[Recorded data]
• • • • • • •

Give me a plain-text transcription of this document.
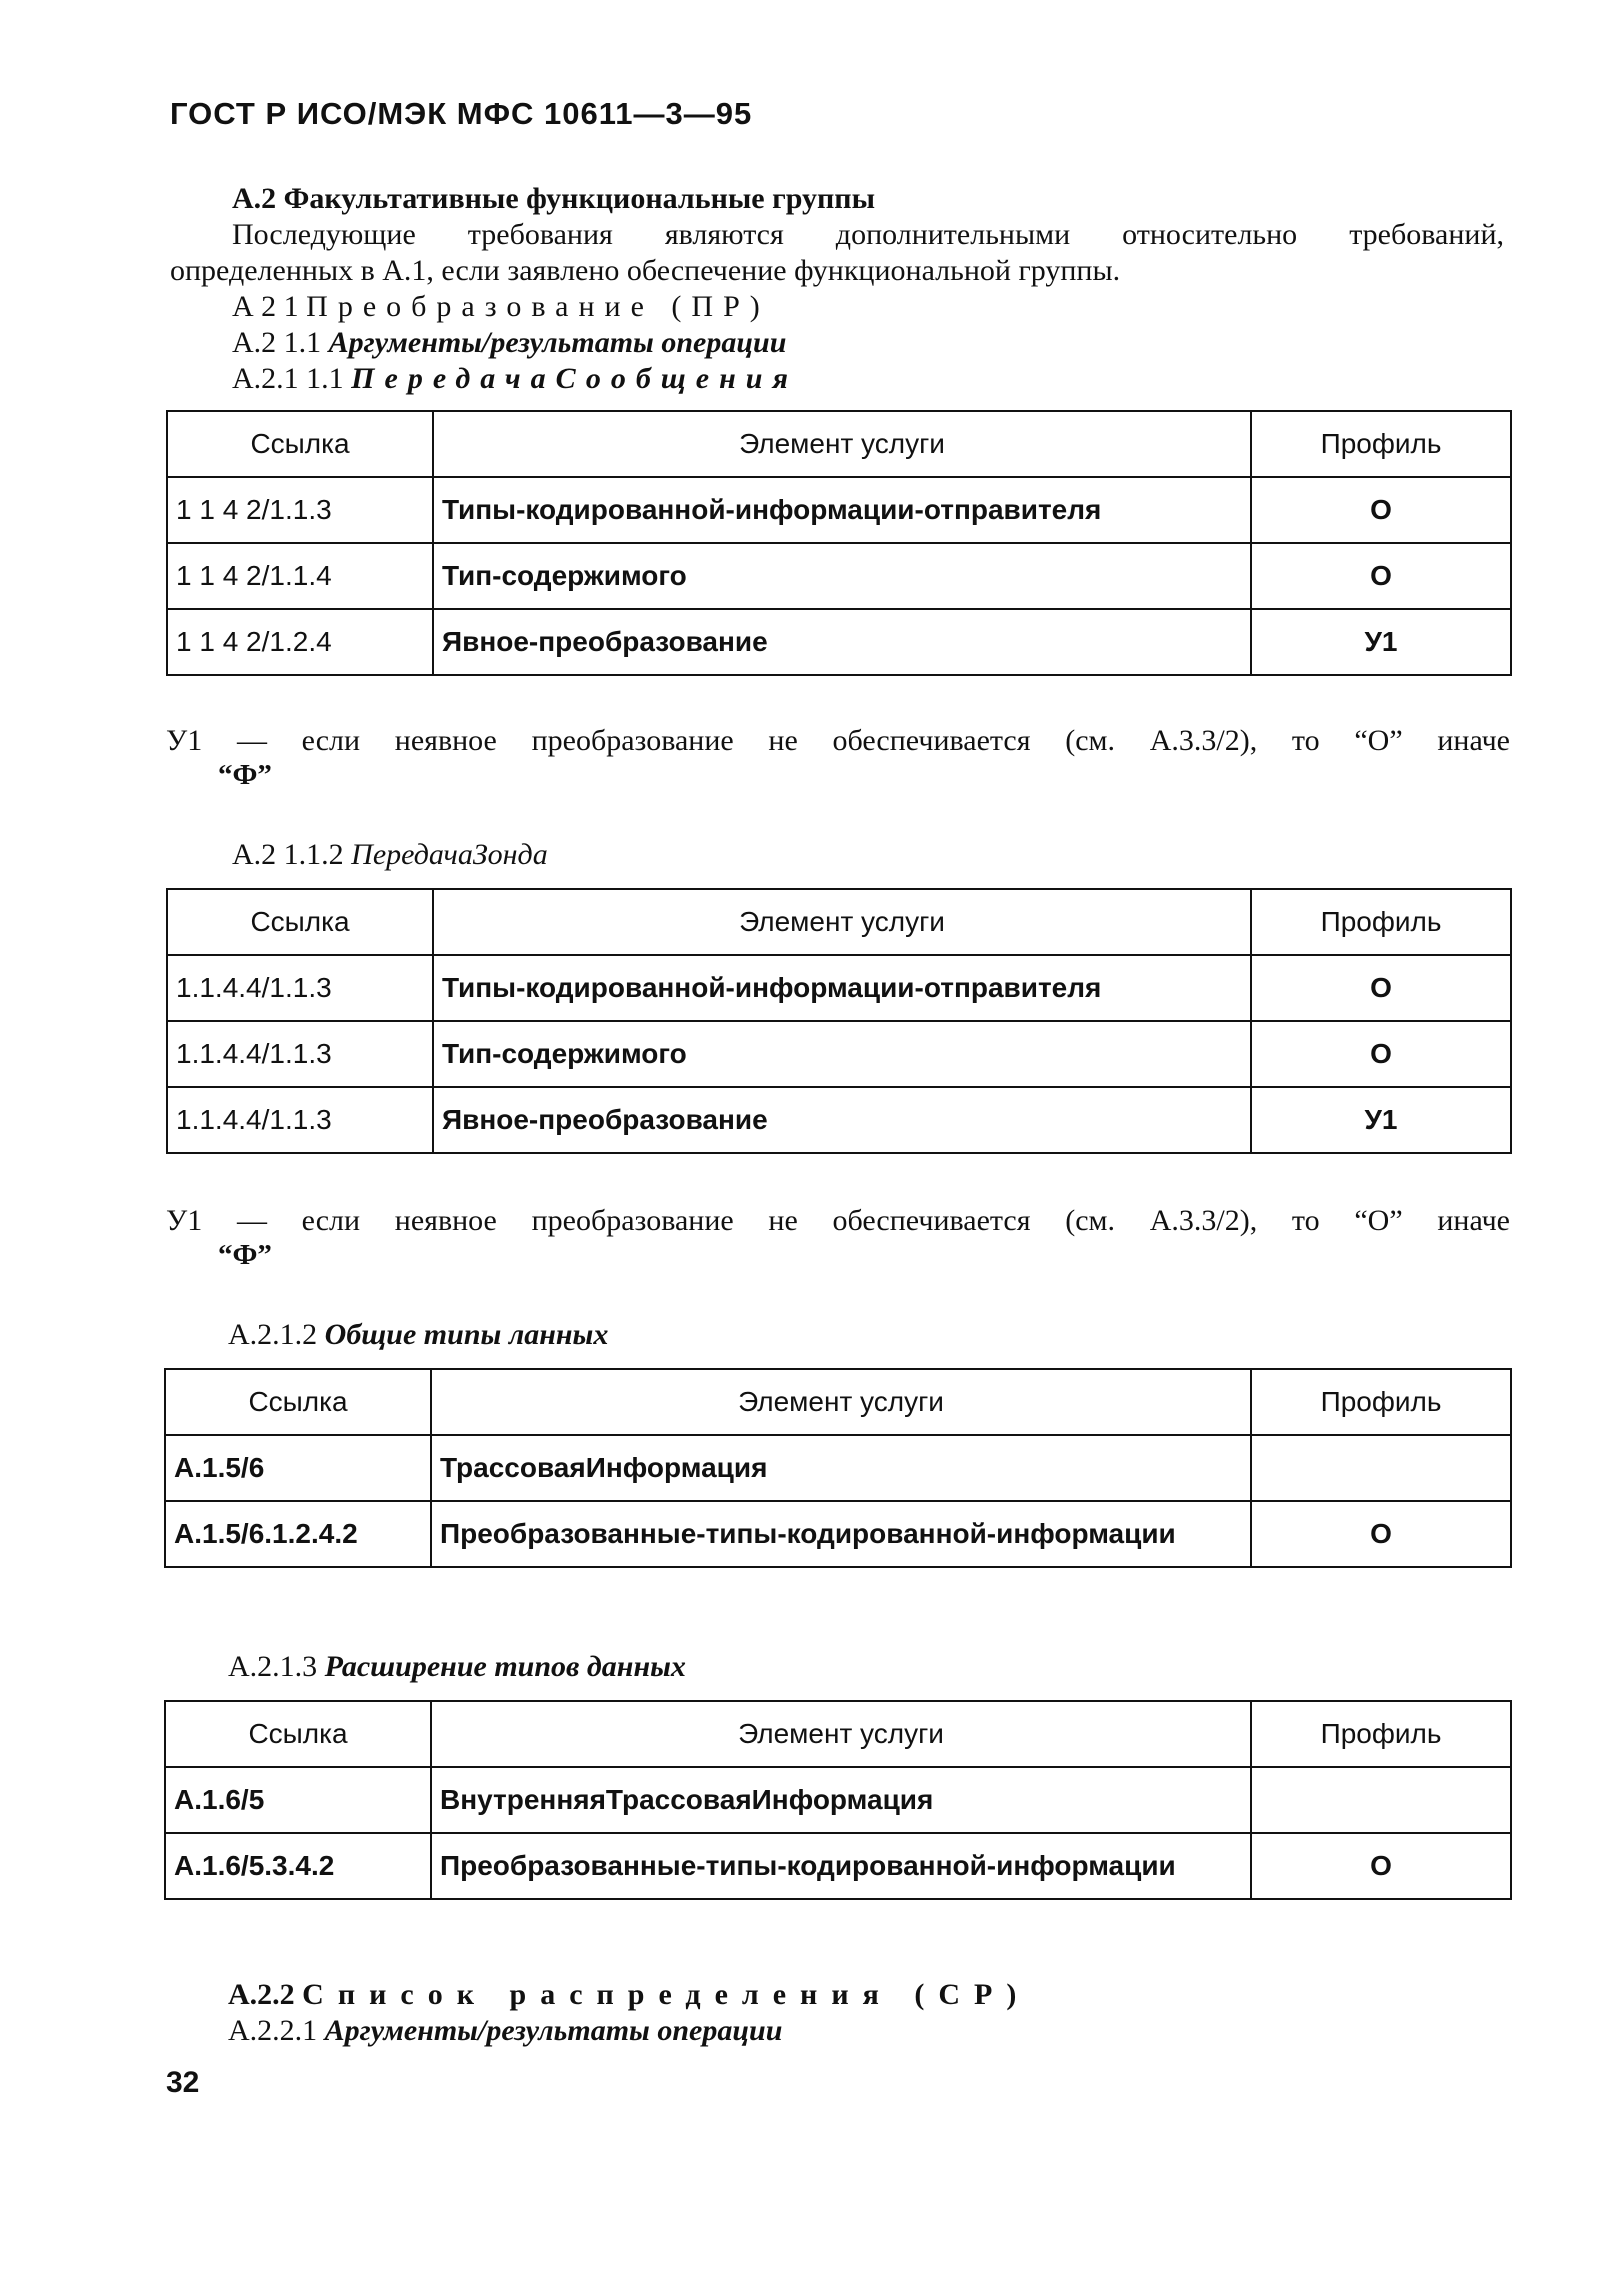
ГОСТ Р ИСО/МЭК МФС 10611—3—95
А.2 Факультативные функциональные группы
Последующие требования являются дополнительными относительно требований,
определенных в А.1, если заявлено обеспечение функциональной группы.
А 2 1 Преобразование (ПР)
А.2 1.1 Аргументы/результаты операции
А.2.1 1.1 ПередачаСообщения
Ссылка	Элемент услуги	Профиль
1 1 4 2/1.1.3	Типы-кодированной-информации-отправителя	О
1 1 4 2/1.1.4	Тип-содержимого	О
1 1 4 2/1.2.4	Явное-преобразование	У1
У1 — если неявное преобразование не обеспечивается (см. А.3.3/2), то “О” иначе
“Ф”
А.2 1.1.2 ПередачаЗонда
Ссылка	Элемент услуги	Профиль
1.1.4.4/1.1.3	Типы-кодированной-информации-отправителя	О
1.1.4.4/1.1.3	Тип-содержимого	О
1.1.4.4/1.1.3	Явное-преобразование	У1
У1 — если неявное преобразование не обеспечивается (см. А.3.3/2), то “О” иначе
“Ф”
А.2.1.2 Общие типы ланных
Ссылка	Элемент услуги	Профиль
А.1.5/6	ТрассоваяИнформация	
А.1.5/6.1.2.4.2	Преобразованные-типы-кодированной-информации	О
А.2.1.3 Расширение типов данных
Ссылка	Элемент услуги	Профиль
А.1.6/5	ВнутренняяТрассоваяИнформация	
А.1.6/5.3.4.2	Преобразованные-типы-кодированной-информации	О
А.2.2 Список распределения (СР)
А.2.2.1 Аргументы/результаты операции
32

• • • • • • •

Exercise details:
Write the lines above out again exactly, without any of their pictures.

Exercise response:
Give me a plain-text transcription of this document.
ГОСТ Р ИСО/МЭК МФС 10611—3—95
А.2 Факультативные функциональные группы
Последующие требования являются дополнительными относительно требований,
определенных в А.1, если заявлено обеспечение функциональной группы.
А 2 1 Преобразование (ПР)
А.2 1.1 Аргументы/результаты операции
А.2.1 1.1 ПередачаСообщения
Ссылка	Элемент услуги	Профиль
1 1 4 2/1.1.3	Типы-кодированной-информации-отправителя	О
1 1 4 2/1.1.4	Тип-содержимого	О
1 1 4 2/1.2.4	Явное-преобразование	У1
У1 — если неявное преобразование не обеспечивается (см. А.3.3/2), то “О” иначе
“Ф”
А.2 1.1.2 ПередачаЗонда
Ссылка	Элемент услуги	Профиль
1.1.4.4/1.1.3	Типы-кодированной-информации-отправителя	О
1.1.4.4/1.1.3	Тип-содержимого	О
1.1.4.4/1.1.3	Явное-преобразование	У1
У1 — если неявное преобразование не обеспечивается (см. А.3.3/2), то “О” иначе
“Ф”
А.2.1.2 Общие типы ланных
Ссылка	Элемент услуги	Профиль
А.1.5/6	ТрассоваяИнформация	
А.1.5/6.1.2.4.2	Преобразованные-типы-кодированной-информации	О
А.2.1.3 Расширение типов данных
Ссылка	Элемент услуги	Профиль
А.1.6/5	ВнутренняяТрассоваяИнформация	
А.1.6/5.3.4.2	Преобразованные-типы-кодированной-информации	О
А.2.2 Список распределения (СР)
А.2.2.1 Аргументы/результаты операции
32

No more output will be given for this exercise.